Data section:
* Start *

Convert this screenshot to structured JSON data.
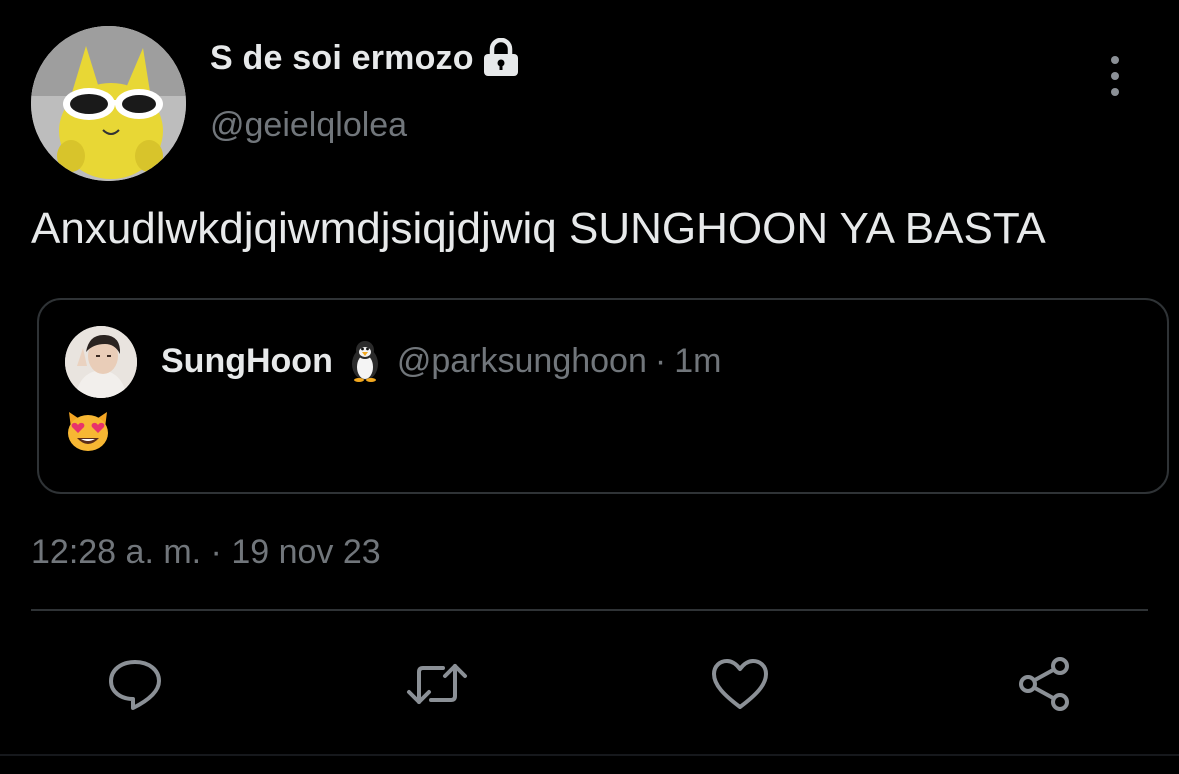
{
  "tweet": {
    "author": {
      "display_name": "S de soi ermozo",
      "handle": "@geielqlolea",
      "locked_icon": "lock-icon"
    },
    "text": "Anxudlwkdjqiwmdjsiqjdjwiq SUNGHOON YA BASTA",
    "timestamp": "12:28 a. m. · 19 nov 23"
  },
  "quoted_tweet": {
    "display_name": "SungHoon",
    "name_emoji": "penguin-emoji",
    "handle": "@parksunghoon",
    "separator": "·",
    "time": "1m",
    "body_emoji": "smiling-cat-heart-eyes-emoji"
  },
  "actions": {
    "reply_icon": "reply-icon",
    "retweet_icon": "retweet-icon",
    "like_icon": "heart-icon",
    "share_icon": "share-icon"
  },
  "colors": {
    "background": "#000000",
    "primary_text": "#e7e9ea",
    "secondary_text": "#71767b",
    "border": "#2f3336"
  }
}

* End *
* Start *

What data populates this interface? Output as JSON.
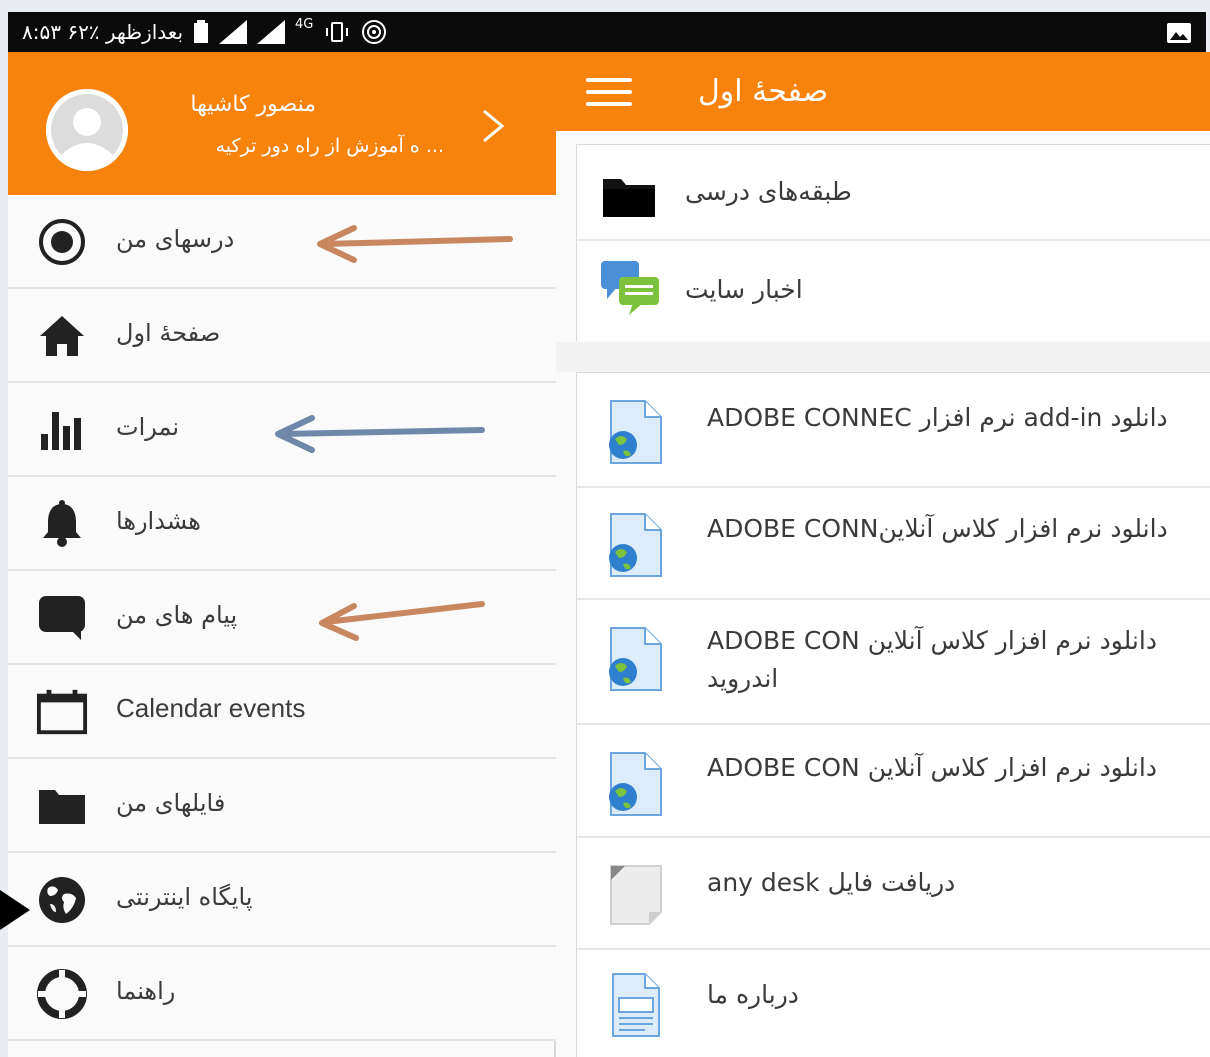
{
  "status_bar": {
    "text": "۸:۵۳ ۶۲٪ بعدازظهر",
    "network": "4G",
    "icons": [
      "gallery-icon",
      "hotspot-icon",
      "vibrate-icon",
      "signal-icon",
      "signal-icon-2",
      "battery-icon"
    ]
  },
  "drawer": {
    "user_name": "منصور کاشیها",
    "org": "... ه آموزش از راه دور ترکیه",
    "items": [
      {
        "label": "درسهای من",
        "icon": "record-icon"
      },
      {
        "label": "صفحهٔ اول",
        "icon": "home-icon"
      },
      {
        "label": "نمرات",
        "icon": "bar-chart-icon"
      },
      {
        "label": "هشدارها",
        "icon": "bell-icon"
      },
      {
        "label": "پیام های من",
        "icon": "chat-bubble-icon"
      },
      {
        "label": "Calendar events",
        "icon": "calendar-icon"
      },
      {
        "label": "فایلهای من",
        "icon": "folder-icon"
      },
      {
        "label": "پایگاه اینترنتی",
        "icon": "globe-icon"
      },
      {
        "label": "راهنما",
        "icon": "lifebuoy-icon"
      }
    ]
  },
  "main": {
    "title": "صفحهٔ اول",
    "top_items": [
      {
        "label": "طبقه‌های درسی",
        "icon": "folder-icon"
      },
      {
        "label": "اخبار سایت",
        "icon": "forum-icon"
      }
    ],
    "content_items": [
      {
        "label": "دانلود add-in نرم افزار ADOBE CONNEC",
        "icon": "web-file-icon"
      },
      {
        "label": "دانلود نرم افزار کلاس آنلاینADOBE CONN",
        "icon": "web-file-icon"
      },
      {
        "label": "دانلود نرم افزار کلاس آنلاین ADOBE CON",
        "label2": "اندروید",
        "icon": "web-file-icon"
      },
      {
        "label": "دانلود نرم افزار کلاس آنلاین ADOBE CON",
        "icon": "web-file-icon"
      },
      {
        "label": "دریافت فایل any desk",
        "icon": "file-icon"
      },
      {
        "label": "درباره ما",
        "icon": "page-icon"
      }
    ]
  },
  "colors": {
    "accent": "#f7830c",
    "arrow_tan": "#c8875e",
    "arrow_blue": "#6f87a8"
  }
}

* End *
* Start *

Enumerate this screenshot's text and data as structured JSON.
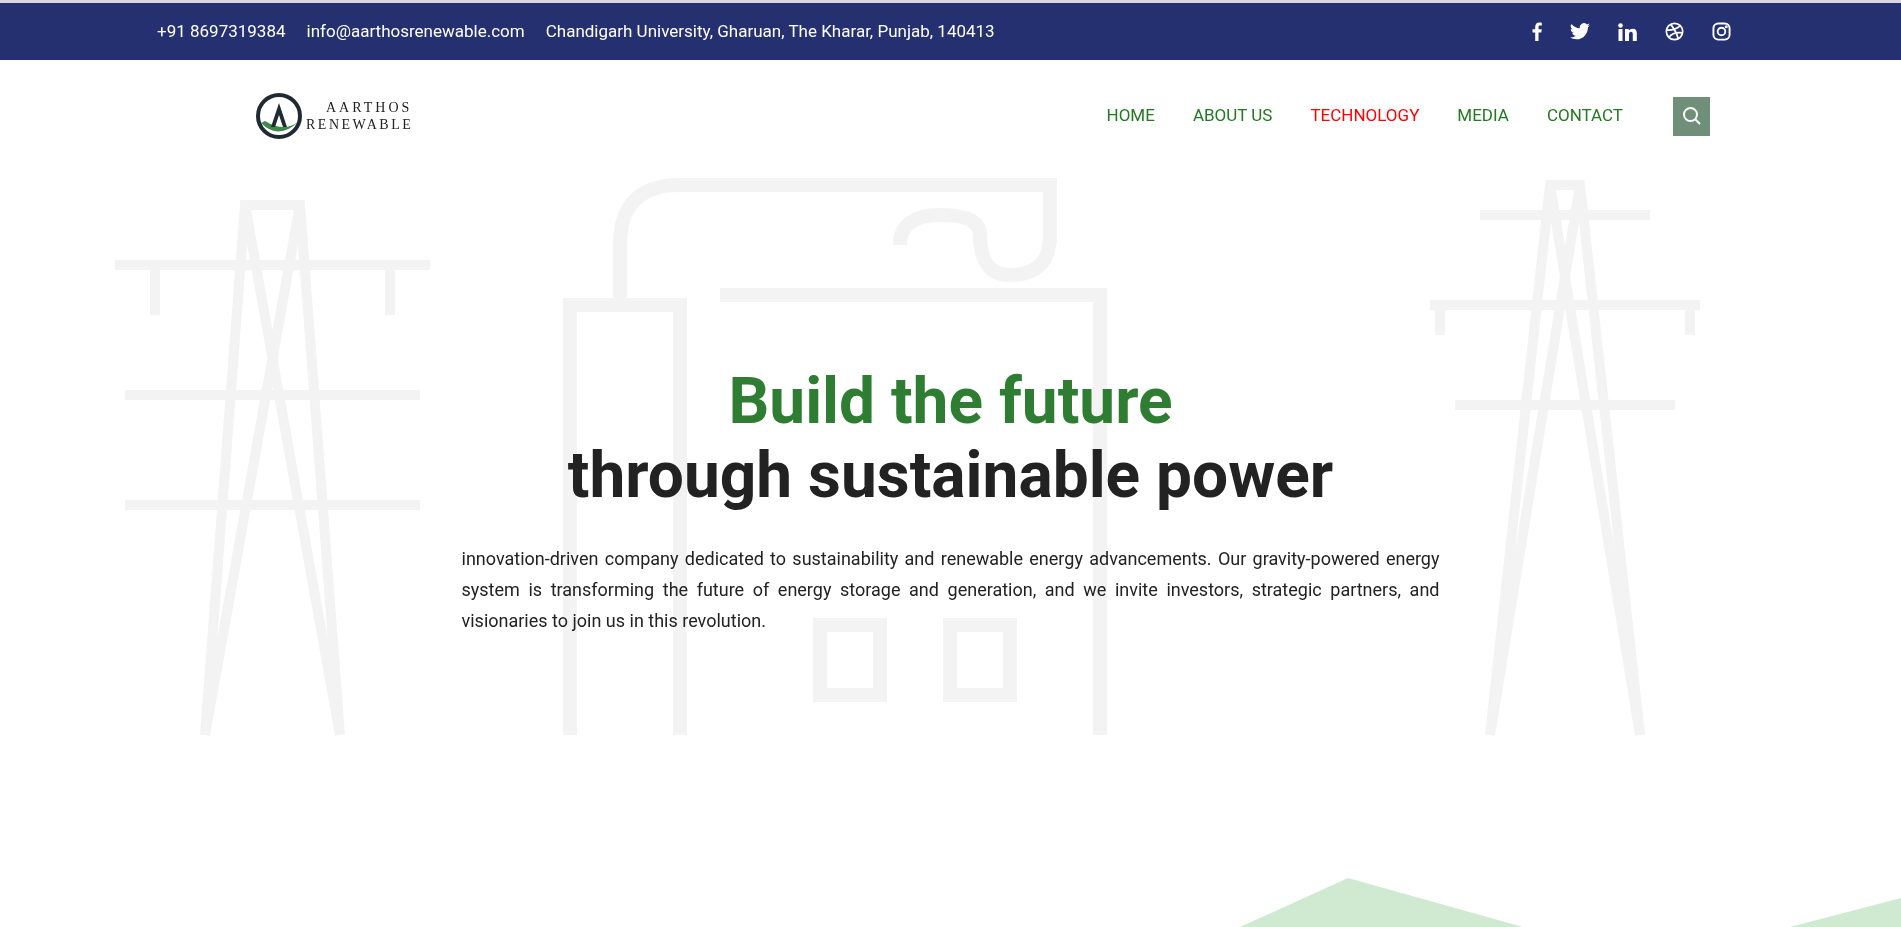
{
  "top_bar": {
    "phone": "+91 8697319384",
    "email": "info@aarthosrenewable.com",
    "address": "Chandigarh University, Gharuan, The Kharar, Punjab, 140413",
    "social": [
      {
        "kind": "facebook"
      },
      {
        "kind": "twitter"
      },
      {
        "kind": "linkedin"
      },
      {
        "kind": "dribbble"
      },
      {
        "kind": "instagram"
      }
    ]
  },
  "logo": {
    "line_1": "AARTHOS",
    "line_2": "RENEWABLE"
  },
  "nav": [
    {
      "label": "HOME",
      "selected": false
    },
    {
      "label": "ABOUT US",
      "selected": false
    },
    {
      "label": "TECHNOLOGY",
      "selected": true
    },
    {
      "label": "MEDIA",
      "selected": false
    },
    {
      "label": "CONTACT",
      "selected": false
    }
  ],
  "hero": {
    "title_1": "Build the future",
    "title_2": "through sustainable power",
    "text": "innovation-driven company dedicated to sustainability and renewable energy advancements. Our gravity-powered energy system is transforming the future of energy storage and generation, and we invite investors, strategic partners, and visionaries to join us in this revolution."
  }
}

* End *

Task directions: Copy out each line of the data containing the string "handle".

Task output:
      "handle": "@geielqlolea",
    "handle": "@parksunghoon",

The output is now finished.